> _Goal_:
Return the listing below exactly, with the pictures dropped.

> _Records provided_:
— START —
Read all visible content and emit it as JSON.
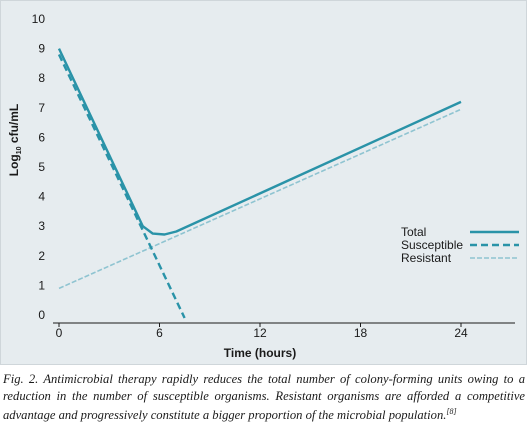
{
  "chart_data": {
    "type": "line",
    "xlabel": "Time (hours)",
    "ylabel_main": "Log",
    "ylabel_sub": "10",
    "ylabel_rest": " cfu/mL",
    "x_ticks": [
      0,
      6,
      12,
      18,
      24
    ],
    "y_ticks": [
      0,
      1,
      2,
      3,
      4,
      5,
      6,
      7,
      8,
      9,
      10
    ],
    "xlim": [
      0,
      27
    ],
    "ylim": [
      0,
      10
    ],
    "grid": false,
    "legend_position": "right",
    "series": [
      {
        "name": "Total",
        "color": "#2a93a8",
        "style": "solid",
        "points": [
          [
            0,
            9
          ],
          [
            5,
            3.0
          ],
          [
            5.6,
            2.75
          ],
          [
            6.3,
            2.72
          ],
          [
            7,
            2.82
          ],
          [
            24,
            7.2
          ]
        ]
      },
      {
        "name": "Susceptible",
        "color": "#2a93a8",
        "style": "dashed",
        "points": [
          [
            0,
            8.8
          ],
          [
            7.5,
            -0.1
          ]
        ]
      },
      {
        "name": "Resistant",
        "color": "#8fc4d1",
        "style": "dashed-light",
        "points": [
          [
            0,
            0.9
          ],
          [
            24,
            6.95
          ]
        ]
      }
    ]
  },
  "caption": {
    "text": "Fig. 2. Antimicrobial therapy rapidly reduces the total number of colony-forming units owing to a reduction in the number of susceptible organisms. Resistant organisms are afforded a competitive advantage and progressively constitute a bigger proportion of the microbial population.",
    "ref": "[8]"
  }
}
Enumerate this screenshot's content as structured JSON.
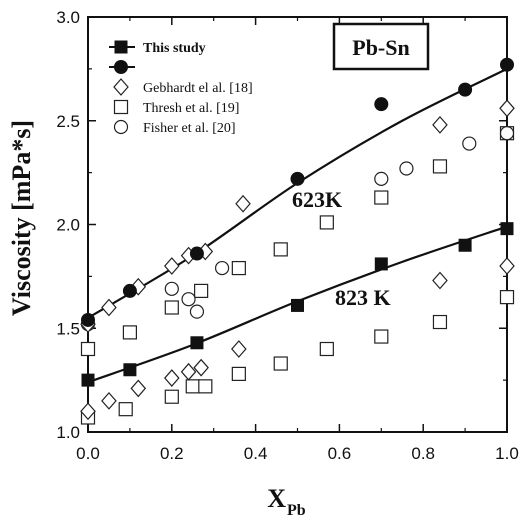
{
  "chart_data": {
    "type": "scatter",
    "title": "Pb-Sn",
    "xlabel_main": "X",
    "xlabel_sub": "Pb",
    "ylabel": "Viscosity [mPa*s]",
    "xlim": [
      0.0,
      1.0
    ],
    "ylim": [
      1.0,
      3.0
    ],
    "xticks": [
      0.0,
      0.2,
      0.4,
      0.6,
      0.8,
      1.0
    ],
    "xtick_labels": [
      "0.0",
      "0.2",
      "0.4",
      "0.6",
      "0.8",
      "1.0"
    ],
    "yticks": [
      1.0,
      1.5,
      2.0,
      2.5,
      3.0
    ],
    "ytick_labels": [
      "1.0",
      "1.5",
      "2.0",
      "2.5",
      "3.0"
    ],
    "grid": false,
    "legend_position": "top-left",
    "annotations": [
      {
        "text": "623K",
        "x": 0.49,
        "y": 2.1
      },
      {
        "text": "823 K",
        "x": 0.6,
        "y": 1.6
      }
    ],
    "legend": [
      {
        "label": "This study",
        "marker": "square-filled-line"
      },
      {
        "label": "",
        "marker": "circle-filled-line"
      },
      {
        "label": "Gebhardt el al. [18]",
        "marker": "diamond"
      },
      {
        "label": "Thresh et al. [19]",
        "marker": "square-open"
      },
      {
        "label": "Fisher et al. [20]",
        "marker": "circle-open"
      }
    ],
    "series": [
      {
        "name": "This study",
        "marker": "circle-filled",
        "temperature": "623K",
        "points": [
          [
            0.0,
            1.54
          ],
          [
            0.1,
            1.68
          ],
          [
            0.26,
            1.86
          ],
          [
            0.5,
            2.22
          ],
          [
            0.7,
            2.58
          ],
          [
            0.9,
            2.65
          ],
          [
            1.0,
            2.77
          ]
        ]
      },
      {
        "name": "This study",
        "marker": "square-filled",
        "temperature": "823 K",
        "points": [
          [
            0.0,
            1.25
          ],
          [
            0.1,
            1.3
          ],
          [
            0.26,
            1.43
          ],
          [
            0.5,
            1.61
          ],
          [
            0.7,
            1.81
          ],
          [
            0.9,
            1.9
          ],
          [
            1.0,
            1.98
          ]
        ]
      },
      {
        "name": "Gebhardt el al. [18]",
        "marker": "diamond",
        "points": [
          [
            0.0,
            1.52
          ],
          [
            0.05,
            1.6
          ],
          [
            0.12,
            1.7
          ],
          [
            0.2,
            1.8
          ],
          [
            0.24,
            1.85
          ],
          [
            0.28,
            1.87
          ],
          [
            0.37,
            2.1
          ],
          [
            0.84,
            2.48
          ],
          [
            1.0,
            2.56
          ],
          [
            0.0,
            1.1
          ],
          [
            0.05,
            1.15
          ],
          [
            0.12,
            1.21
          ],
          [
            0.2,
            1.26
          ],
          [
            0.24,
            1.29
          ],
          [
            0.27,
            1.31
          ],
          [
            0.36,
            1.4
          ],
          [
            0.84,
            1.73
          ],
          [
            1.0,
            1.8
          ]
        ]
      },
      {
        "name": "Thresh et al. [19]",
        "marker": "square-open",
        "points": [
          [
            0.0,
            1.4
          ],
          [
            0.1,
            1.48
          ],
          [
            0.2,
            1.6
          ],
          [
            0.27,
            1.68
          ],
          [
            0.36,
            1.79
          ],
          [
            0.46,
            1.88
          ],
          [
            0.57,
            2.01
          ],
          [
            0.7,
            2.13
          ],
          [
            0.84,
            2.28
          ],
          [
            1.0,
            2.44
          ],
          [
            0.0,
            1.07
          ],
          [
            0.09,
            1.11
          ],
          [
            0.2,
            1.17
          ],
          [
            0.25,
            1.22
          ],
          [
            0.28,
            1.22
          ],
          [
            0.36,
            1.28
          ],
          [
            0.46,
            1.33
          ],
          [
            0.57,
            1.4
          ],
          [
            0.7,
            1.46
          ],
          [
            0.84,
            1.53
          ],
          [
            1.0,
            1.65
          ]
        ]
      },
      {
        "name": "Fisher et al. [20]",
        "marker": "circle-open",
        "points": [
          [
            0.0,
            1.52
          ],
          [
            0.2,
            1.69
          ],
          [
            0.24,
            1.64
          ],
          [
            0.26,
            1.58
          ],
          [
            0.32,
            1.79
          ],
          [
            0.7,
            2.22
          ],
          [
            0.76,
            2.27
          ],
          [
            0.91,
            2.39
          ],
          [
            1.0,
            2.44
          ]
        ]
      }
    ],
    "fit_lines": [
      {
        "temperature": "623K",
        "points": [
          [
            0.0,
            1.55
          ],
          [
            0.25,
            1.85
          ],
          [
            0.5,
            2.2
          ],
          [
            0.75,
            2.5
          ],
          [
            1.0,
            2.75
          ]
        ]
      },
      {
        "temperature": "823 K",
        "points": [
          [
            0.0,
            1.24
          ],
          [
            0.25,
            1.42
          ],
          [
            0.5,
            1.63
          ],
          [
            0.75,
            1.82
          ],
          [
            1.0,
            1.99
          ]
        ]
      }
    ]
  }
}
— END —
> _Reply to the exercise_:
Read all visible content and emit it as JSON.
{
  "chart_data": {
    "type": "line",
    "xlabel": "Time (hours)",
    "ylabel_main": "Log",
    "ylabel_sub": "10",
    "ylabel_rest": " cfu/mL",
    "x_ticks": [
      0,
      6,
      12,
      18,
      24
    ],
    "y_ticks": [
      0,
      1,
      2,
      3,
      4,
      5,
      6,
      7,
      8,
      9,
      10
    ],
    "xlim": [
      0,
      27
    ],
    "ylim": [
      0,
      10
    ],
    "grid": false,
    "legend_position": "right",
    "series": [
      {
        "name": "Total",
        "color": "#2a93a8",
        "style": "solid",
        "points": [
          [
            0,
            9
          ],
          [
            5,
            3.0
          ],
          [
            5.6,
            2.75
          ],
          [
            6.3,
            2.72
          ],
          [
            7,
            2.82
          ],
          [
            24,
            7.2
          ]
        ]
      },
      {
        "name": "Susceptible",
        "color": "#2a93a8",
        "style": "dashed",
        "points": [
          [
            0,
            8.8
          ],
          [
            7.5,
            -0.1
          ]
        ]
      },
      {
        "name": "Resistant",
        "color": "#8fc4d1",
        "style": "dashed-light",
        "points": [
          [
            0,
            0.9
          ],
          [
            24,
            6.95
          ]
        ]
      }
    ]
  },
  "caption": {
    "text": "Fig. 2. Antimicrobial therapy rapidly reduces the total number of colony-forming units owing to a reduction in the number of susceptible organisms. Resistant organisms are afforded a competitive advantage and progressively constitute a bigger proportion of the microbial population.",
    "ref": "[8]"
  }
}
Enumerate this screenshot's content as structured JSON.
{
  "chart_data": {
    "type": "scatter",
    "title": "Pb-Sn",
    "xlabel_main": "X",
    "xlabel_sub": "Pb",
    "ylabel": "Viscosity [mPa*s]",
    "xlim": [
      0.0,
      1.0
    ],
    "ylim": [
      1.0,
      3.0
    ],
    "xticks": [
      0.0,
      0.2,
      0.4,
      0.6,
      0.8,
      1.0
    ],
    "xtick_labels": [
      "0.0",
      "0.2",
      "0.4",
      "0.6",
      "0.8",
      "1.0"
    ],
    "yticks": [
      1.0,
      1.5,
      2.0,
      2.5,
      3.0
    ],
    "ytick_labels": [
      "1.0",
      "1.5",
      "2.0",
      "2.5",
      "3.0"
    ],
    "grid": false,
    "legend_position": "top-left",
    "annotations": [
      {
        "text": "623K",
        "x": 0.49,
        "y": 2.1
      },
      {
        "text": "823 K",
        "x": 0.6,
        "y": 1.6
      }
    ],
    "legend": [
      {
        "label": "This study",
        "marker": "square-filled-line"
      },
      {
        "label": "",
        "marker": "circle-filled-line"
      },
      {
        "label": "Gebhardt el al. [18]",
        "marker": "diamond"
      },
      {
        "label": "Thresh et al. [19]",
        "marker": "square-open"
      },
      {
        "label": "Fisher et al. [20]",
        "marker": "circle-open"
      }
    ],
    "series": [
      {
        "name": "This study",
        "marker": "circle-filled",
        "temperature": "623K",
        "points": [
          [
            0.0,
            1.54
          ],
          [
            0.1,
            1.68
          ],
          [
            0.26,
            1.86
          ],
          [
            0.5,
            2.22
          ],
          [
            0.7,
            2.58
          ],
          [
            0.9,
            2.65
          ],
          [
            1.0,
            2.77
          ]
        ]
      },
      {
        "name": "This study",
        "marker": "square-filled",
        "temperature": "823 K",
        "points": [
          [
            0.0,
            1.25
          ],
          [
            0.1,
            1.3
          ],
          [
            0.26,
            1.43
          ],
          [
            0.5,
            1.61
          ],
          [
            0.7,
            1.81
          ],
          [
            0.9,
            1.9
          ],
          [
            1.0,
            1.98
          ]
        ]
      },
      {
        "name": "Gebhardt el al. [18]",
        "marker": "diamond",
        "points": [
          [
            0.0,
            1.52
          ],
          [
            0.05,
            1.6
          ],
          [
            0.12,
            1.7
          ],
          [
            0.2,
            1.8
          ],
          [
            0.24,
            1.85
          ],
          [
            0.28,
            1.87
          ],
          [
            0.37,
            2.1
          ],
          [
            0.84,
            2.48
          ],
          [
            1.0,
            2.56
          ],
          [
            0.0,
            1.1
          ],
          [
            0.05,
            1.15
          ],
          [
            0.12,
            1.21
          ],
          [
            0.2,
            1.26
          ],
          [
            0.24,
            1.29
          ],
          [
            0.27,
            1.31
          ],
          [
            0.36,
            1.4
          ],
          [
            0.84,
            1.73
          ],
          [
            1.0,
            1.8
          ]
        ]
      },
      {
        "name": "Thresh et al. [19]",
        "marker": "square-open",
        "points": [
          [
            0.0,
            1.4
          ],
          [
            0.1,
            1.48
          ],
          [
            0.2,
            1.6
          ],
          [
            0.27,
            1.68
          ],
          [
            0.36,
            1.79
          ],
          [
            0.46,
            1.88
          ],
          [
            0.57,
            2.01
          ],
          [
            0.7,
            2.13
          ],
          [
            0.84,
            2.28
          ],
          [
            1.0,
            2.44
          ],
          [
            0.0,
            1.07
          ],
          [
            0.09,
            1.11
          ],
          [
            0.2,
            1.17
          ],
          [
            0.25,
            1.22
          ],
          [
            0.28,
            1.22
          ],
          [
            0.36,
            1.28
          ],
          [
            0.46,
            1.33
          ],
          [
            0.57,
            1.4
          ],
          [
            0.7,
            1.46
          ],
          [
            0.84,
            1.53
          ],
          [
            1.0,
            1.65
          ]
        ]
      },
      {
        "name": "Fisher et al. [20]",
        "marker": "circle-open",
        "points": [
          [
            0.0,
            1.52
          ],
          [
            0.2,
            1.69
          ],
          [
            0.24,
            1.64
          ],
          [
            0.26,
            1.58
          ],
          [
            0.32,
            1.79
          ],
          [
            0.7,
            2.22
          ],
          [
            0.76,
            2.27
          ],
          [
            0.91,
            2.39
          ],
          [
            1.0,
            2.44
          ]
        ]
      }
    ],
    "fit_lines": [
      {
        "temperature": "623K",
        "points": [
          [
            0.0,
            1.55
          ],
          [
            0.25,
            1.85
          ],
          [
            0.5,
            2.2
          ],
          [
            0.75,
            2.5
          ],
          [
            1.0,
            2.75
          ]
        ]
      },
      {
        "temperature": "823 K",
        "points": [
          [
            0.0,
            1.24
          ],
          [
            0.25,
            1.42
          ],
          [
            0.5,
            1.63
          ],
          [
            0.75,
            1.82
          ],
          [
            1.0,
            1.99
          ]
        ]
      }
    ]
  }
}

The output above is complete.